* **Exercise**
Copy out every record below with complete accuracy.

(Collected data)

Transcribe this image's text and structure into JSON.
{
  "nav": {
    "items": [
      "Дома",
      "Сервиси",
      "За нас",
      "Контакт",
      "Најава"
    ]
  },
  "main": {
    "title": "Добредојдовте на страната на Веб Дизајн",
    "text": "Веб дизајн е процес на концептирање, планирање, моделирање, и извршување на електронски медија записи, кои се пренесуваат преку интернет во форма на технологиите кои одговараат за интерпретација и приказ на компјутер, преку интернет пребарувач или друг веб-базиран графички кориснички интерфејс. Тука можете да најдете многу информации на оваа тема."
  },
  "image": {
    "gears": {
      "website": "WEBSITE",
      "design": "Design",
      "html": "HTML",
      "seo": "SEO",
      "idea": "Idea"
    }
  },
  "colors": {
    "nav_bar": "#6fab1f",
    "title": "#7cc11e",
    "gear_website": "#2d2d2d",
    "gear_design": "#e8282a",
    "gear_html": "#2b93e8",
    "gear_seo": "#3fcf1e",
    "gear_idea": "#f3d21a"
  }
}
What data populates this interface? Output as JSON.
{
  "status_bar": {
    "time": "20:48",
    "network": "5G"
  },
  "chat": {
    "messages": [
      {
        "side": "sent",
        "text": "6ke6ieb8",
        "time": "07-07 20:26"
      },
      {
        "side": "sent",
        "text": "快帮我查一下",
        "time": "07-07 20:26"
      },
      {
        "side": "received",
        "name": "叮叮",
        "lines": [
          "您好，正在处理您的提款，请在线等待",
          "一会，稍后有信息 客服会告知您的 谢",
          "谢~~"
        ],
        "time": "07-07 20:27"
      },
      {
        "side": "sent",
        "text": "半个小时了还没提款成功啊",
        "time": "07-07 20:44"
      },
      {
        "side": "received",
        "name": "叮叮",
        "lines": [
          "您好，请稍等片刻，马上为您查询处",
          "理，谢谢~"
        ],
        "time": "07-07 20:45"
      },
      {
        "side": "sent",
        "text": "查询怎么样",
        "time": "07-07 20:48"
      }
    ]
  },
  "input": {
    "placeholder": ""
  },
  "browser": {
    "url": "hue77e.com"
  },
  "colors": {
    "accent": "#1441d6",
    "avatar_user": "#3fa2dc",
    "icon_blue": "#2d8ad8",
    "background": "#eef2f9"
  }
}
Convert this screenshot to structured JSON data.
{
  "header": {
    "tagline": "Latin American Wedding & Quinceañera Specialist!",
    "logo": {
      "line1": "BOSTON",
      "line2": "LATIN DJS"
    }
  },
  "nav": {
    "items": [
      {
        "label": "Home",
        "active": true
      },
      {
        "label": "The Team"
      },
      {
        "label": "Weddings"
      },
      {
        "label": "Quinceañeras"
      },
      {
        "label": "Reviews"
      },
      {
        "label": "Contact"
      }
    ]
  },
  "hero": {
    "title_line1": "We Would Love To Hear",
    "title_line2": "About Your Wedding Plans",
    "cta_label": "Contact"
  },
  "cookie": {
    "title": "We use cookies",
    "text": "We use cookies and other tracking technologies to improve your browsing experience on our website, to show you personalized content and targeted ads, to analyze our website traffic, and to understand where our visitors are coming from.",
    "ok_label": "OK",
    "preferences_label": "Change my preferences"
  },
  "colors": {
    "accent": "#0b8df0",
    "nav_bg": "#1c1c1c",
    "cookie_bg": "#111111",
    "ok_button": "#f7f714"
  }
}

* **Task solution**
Transcribe this image's text and structure into JSON.
{
  "nav": {
    "items": [
      "Дома",
      "Сервиси",
      "За нас",
      "Контакт",
      "Најава"
    ]
  },
  "main": {
    "title": "Добредојдовте на страната на Веб Дизајн",
    "text": "Веб дизајн е процес на концептирање, планирање, моделирање, и извршување на електронски медија записи, кои се пренесуваат преку интернет во форма на технологиите кои одговараат за интерпретација и приказ на компјутер, преку интернет пребарувач или друг веб-базиран графички кориснички интерфејс. Тука можете да најдете многу информации на оваа тема."
  },
  "image": {
    "gears": {
      "website": "WEBSITE",
      "design": "Design",
      "html": "HTML",
      "seo": "SEO",
      "idea": "Idea"
    }
  },
  "colors": {
    "nav_bar": "#6fab1f",
    "title": "#7cc11e",
    "gear_website": "#2d2d2d",
    "gear_design": "#e8282a",
    "gear_html": "#2b93e8",
    "gear_seo": "#3fcf1e",
    "gear_idea": "#f3d21a"
  }
}
What data populates this interface? Output as JSON.
{
  "status_bar": {
    "time": "20:48",
    "network": "5G"
  },
  "chat": {
    "messages": [
      {
        "side": "sent",
        "text": "6ke6ieb8",
        "time": "07-07 20:26"
      },
      {
        "side": "sent",
        "text": "快帮我查一下",
        "time": "07-07 20:26"
      },
      {
        "side": "received",
        "name": "叮叮",
        "lines": [
          "您好，正在处理您的提款，请在线等待",
          "一会，稍后有信息 客服会告知您的 谢",
          "谢~~"
        ],
        "time": "07-07 20:27"
      },
      {
        "side": "sent",
        "text": "半个小时了还没提款成功啊",
        "time": "07-07 20:44"
      },
      {
        "side": "received",
        "name": "叮叮",
        "lines": [
          "您好，请稍等片刻，马上为您查询处",
          "理，谢谢~"
        ],
        "time": "07-07 20:45"
      },
      {
        "side": "sent",
        "text": "查询怎么样",
        "time": "07-07 20:48"
      }
    ]
  },
  "input": {
    "placeholder": ""
  },
  "browser": {
    "url": "hue77e.com"
  },
  "colors": {
    "accent": "#1441d6",
    "avatar_user": "#3fa2dc",
    "icon_blue": "#2d8ad8",
    "background": "#eef2f9"
  }
}
Convert this screenshot to structured JSON data.
{
  "header": {
    "tagline": "Latin American Wedding & Quinceañera Specialist!",
    "logo": {
      "line1": "BOSTON",
      "line2": "LATIN DJS"
    }
  },
  "nav": {
    "items": [
      {
        "label": "Home",
        "active": true
      },
      {
        "label": "The Team"
      },
      {
        "label": "Weddings"
      },
      {
        "label": "Quinceañeras"
      },
      {
        "label": "Reviews"
      },
      {
        "label": "Contact"
      }
    ]
  },
  "hero": {
    "title_line1": "We Would Love To Hear",
    "title_line2": "About Your Wedding Plans",
    "cta_label": "Contact"
  },
  "cookie": {
    "title": "We use cookies",
    "text": "We use cookies and other tracking technologies to improve your browsing experience on our website, to show you personalized content and targeted ads, to analyze our website traffic, and to understand where our visitors are coming from.",
    "ok_label": "OK",
    "preferences_label": "Change my preferences"
  },
  "colors": {
    "accent": "#0b8df0",
    "nav_bg": "#1c1c1c",
    "cookie_bg": "#111111",
    "ok_button": "#f7f714"
  }
}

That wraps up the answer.